TASK DETAILS
Assemble all lines in which the string "Bilanmiz" appears.
____ DATA LISTING
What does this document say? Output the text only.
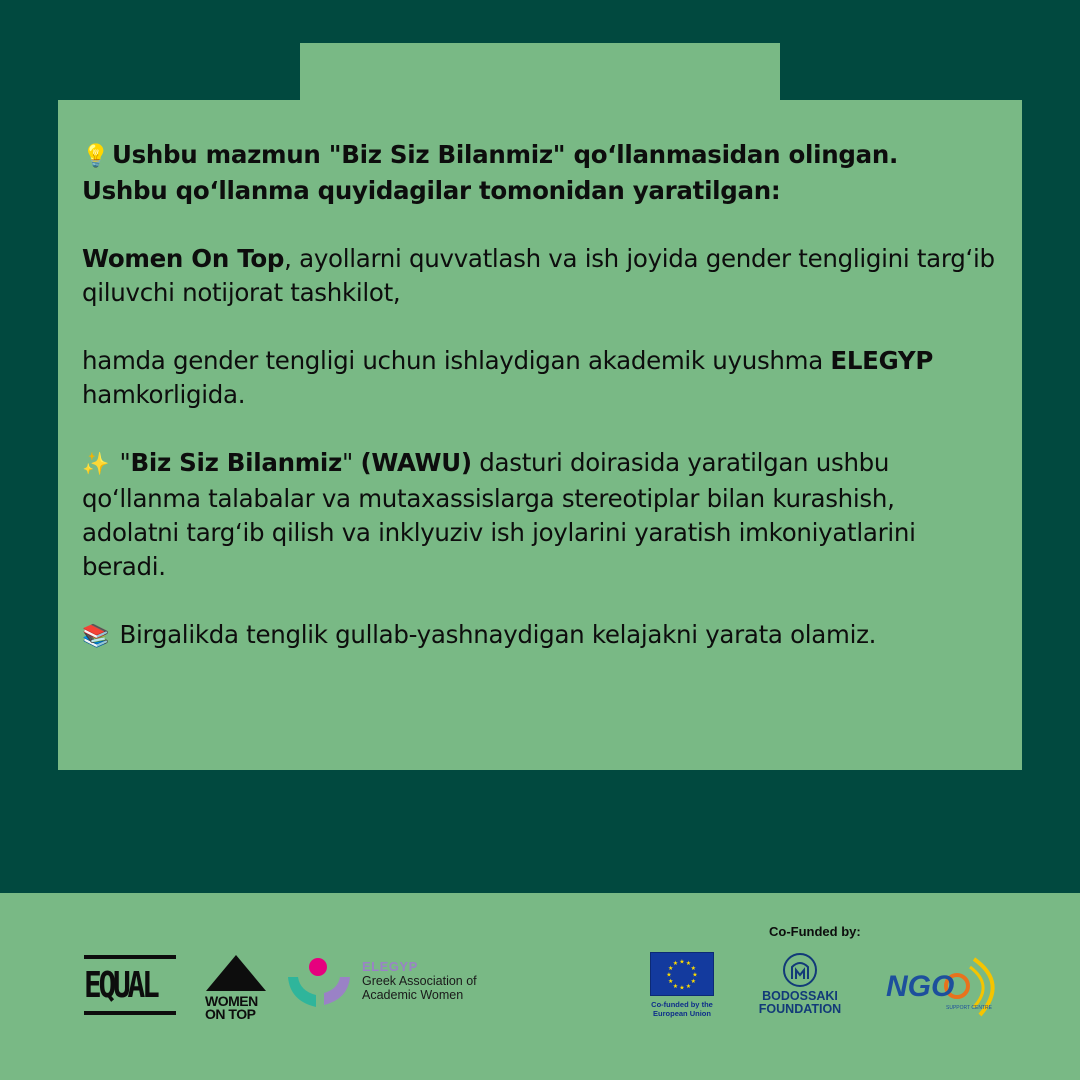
💡 Ushbu mazmun "Biz Siz Bilanmiz" qo‘llanmasidan olingan.
Ushbu qo‘llanma quyidagilar tomonidan yaratilgan:

Women On Top, ayollarni quvvatlash va ish joyida gender tengligini targ‘ib qiluvchi notijorat tashkilot,

hamda gender tengligi uchun ishlaydigan akademik uyushma ELEGYP hamkorligida.

✨ "Biz Siz Bilanmiz" (WAWU) dasturi doirasida yaratilgan ushbu qo‘llanma talabalar va mutaxassislarga stereotiplar bilan kurashish, adolatni targ‘ib qilish va inklyuziv ish joylarini yaratish imkoniyatlarini beradi.

📚 Birgalikda tenglik gullab-yashnaydigan kelajakni yarata olamiz.

EQUAL	WOMEN ON TOP
ELEGYP
Greek Association of Academic Women
Co-Funded by:
★
★
★
★
★
★
★
★
★ ★ ★
★
Co-funded by the European Union
BODOSSAKI FOUNDATION
NGO
SUPPORT CENTRE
________
PROBLEM SOLUTION
💡 Ushbu mazmun "Biz Siz Bilanmiz" qo‘llanmasidan olingan.
✨ "Biz Siz Bilanmiz" (WAWU) dasturi doirasida yaratilgan ushbu qo‘llanma talabalar va mutaxassislarga stereotiplar bilan kurashish, adolatni targ‘ib qilish va inklyuziv ish joylarini yaratish imkoniyatlarini beradi.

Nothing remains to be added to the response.